### CONSIGNES ÉCRITES:
1. Traduisez en anglais la phrase suivante de l'extrait source : « Qui d'Emmanuel Macron ou de Manuel Valls peut le mieux se revendiquer de Michel Rocard? »
2. Dans l'article sur Valls, Macron et Rocard, condensez sous forme de liste à puces le paragraphe qui commence par « Qui d'Emmanuel Macron ou de Manuel Valls », en conservant ses faits principaux.
3. Rédigez la suite de l'article sur la rivalité entre Valls et Macron autour de l'héritage de Rocard, à partir de sa dernière phrase.

Valls et Macron se disputent la succession de Rocard

Jeudi, à l'occasion d'un colloque, le Premier ministre et l'ex-ministre de l'Economie ont revendiqué leur proximité avec Michel Rocard, héraut de la deuxième gauche.

Michel Rocard en 1987. (Photo Boris Horvat. AFP)
Publié le 15/09/2016 à 19h36

Qui d'Emmanuel Macron ou de Manuel Valls peut le mieux se revendiquer de Michel Rocard? Jeudi, à l'occasion du colloque organisé par l'association MichelRocard.org et de la fondation Jean-Jaurès, le ministre démissionnaire et le chef du gouvernement sont successivement montés à la tribune pour revendiquer leur filiation devant un parterre de rocardiens historiques. De quoi transformer l'événement, programmé du vivant de l'ancien Premier ministre de François Mitterrand, en arène annonciatrice d'échauffourées politiques à venir. Les organisateurs ne s'y sont pas trompés, qui ont séquencé les deux interventions de telle sorte que les enfants terribles de la gauche réformiste ne se croisent pas. Le public non plus : devant les locaux de l'Assemblée nationale au 101 rue de l'Université, il y avait la queue sur le trottoir. «400 personnes supplémentaires se sont inscrites depuis début septembre»,  confie Pierre Pringuet, ancien collaborateur de Rocard et président de l'association chargée de diffuser son œuvre «La salle est trop petite pour accueillir tout le monde. On va devoir refuser l'entrée à une centaine de personnes…»

### DONNÉES FOURNIES:

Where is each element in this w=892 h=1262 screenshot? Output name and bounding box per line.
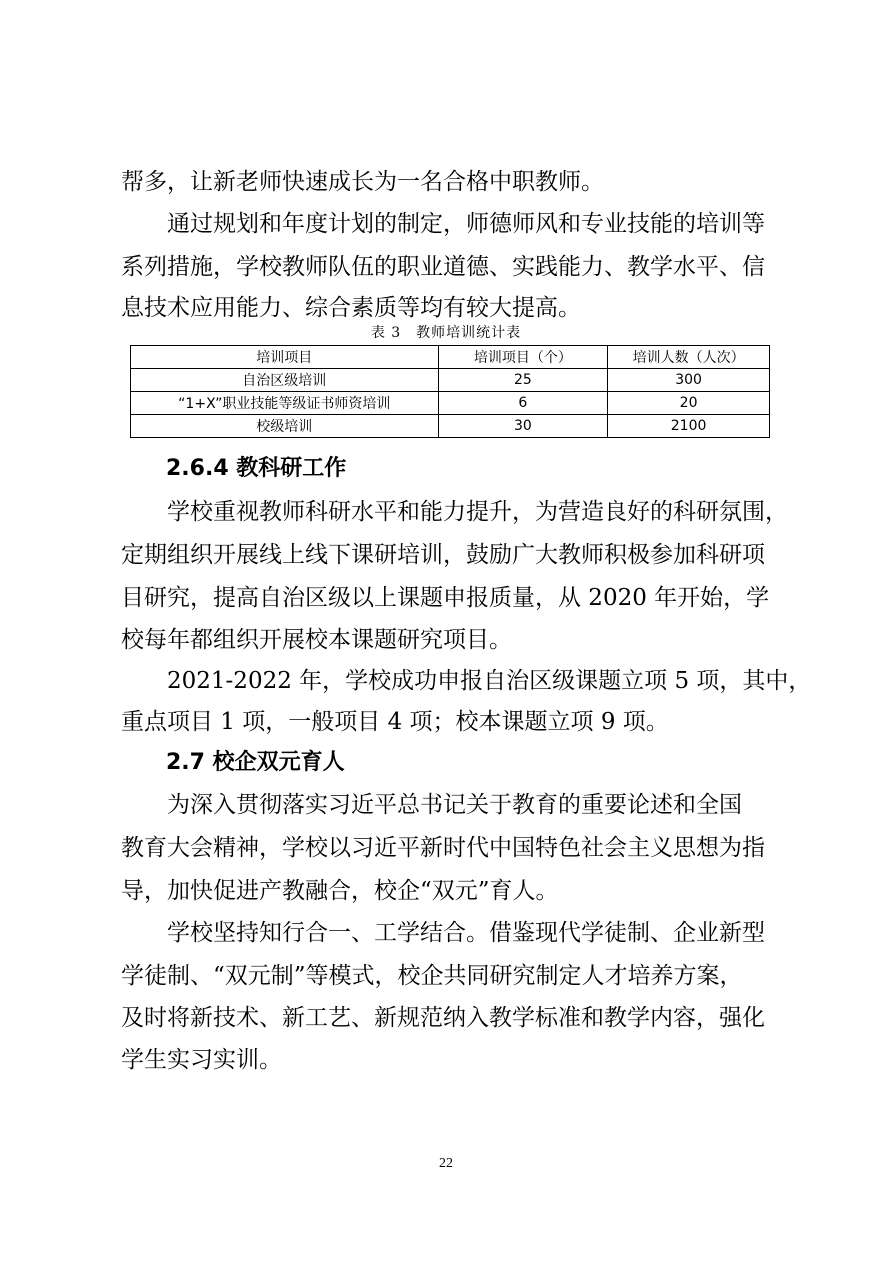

### RÉPONSES PAR CONSIGNE:
1. Which of Emmanuel Macron and Manuel Valls can best claim to be Michel Rocard's heir?

2.
- Jeudi, le ministre démissionnaire Emmanuel Macron et le chef du gouvernement Manuel Valls sont montés à tour de rôle à la tribune pour revendiquer leur filiation avec Michel Rocard. Ils se sont exprimés devant des rocardiens historiques, lors d'un colloque de l'association MichelRocard.org et de la fondation Jean-Jaurès.
- Programmé du vivant de l'ancien Premier ministre de François Mitterrand, l'événement s'est transformé en arène annonçant de futures échauffourées politiques.
- Les organisateurs ont séquencé les deux interventions pour que les deux hommes ne se croisent pas.
- Le public a afflué : la file d'attente débordait sur le trottoir devant les locaux de l'Assemblée nationale, au 101 rue de l'Université.
- Selon Pierre Pringuet, ancien collaborateur de Rocard et président de l'association, 400 personnes supplémentaires se sont inscrites depuis début septembre. La salle étant trop petite, une centaine de personnes devront être refusées.

3.
Premier à prendre la parole, Emmanuel Macron joue l'effet miroir. Soulignant en guise d'avertissement à Manuel Valls que l'héritage est «trop vaste» pour être «récupéré» par quiconque, Macron dévoile ce que lui retient du rocardisme : une «éthique de l'action». Laquelle repose, selon lui, sur cinq fondements: «l'indignation» qui ne conduit pas au défaitisme mais à l'action (et donc qui met en marche); la «pensée complexe» qui permet de saisir «les causes profondes de la réalité qui nous entoure» et dont l'absence transforme le pouvoir en «gouvernants de l'accessoire»; «l'efficacité», qui pour Macron n'est autre que la «volonté d'agir pour transformer le réel»; la «méthode» qui suppose que l'action puisse être «évaluée, expérimentée, transparente»; et enfin la «cohérence» dans l'espace -«du local au global»- et dans le temps long. Des préceptes que Macron se targue d'avoir faits sien et qui, selon lui, déterminent le retour de la «confiance» «qui n'est pas une naïveté mais la reconnaissance de la capacité de la société civile à faire.»

«Rocard était un homme de parti»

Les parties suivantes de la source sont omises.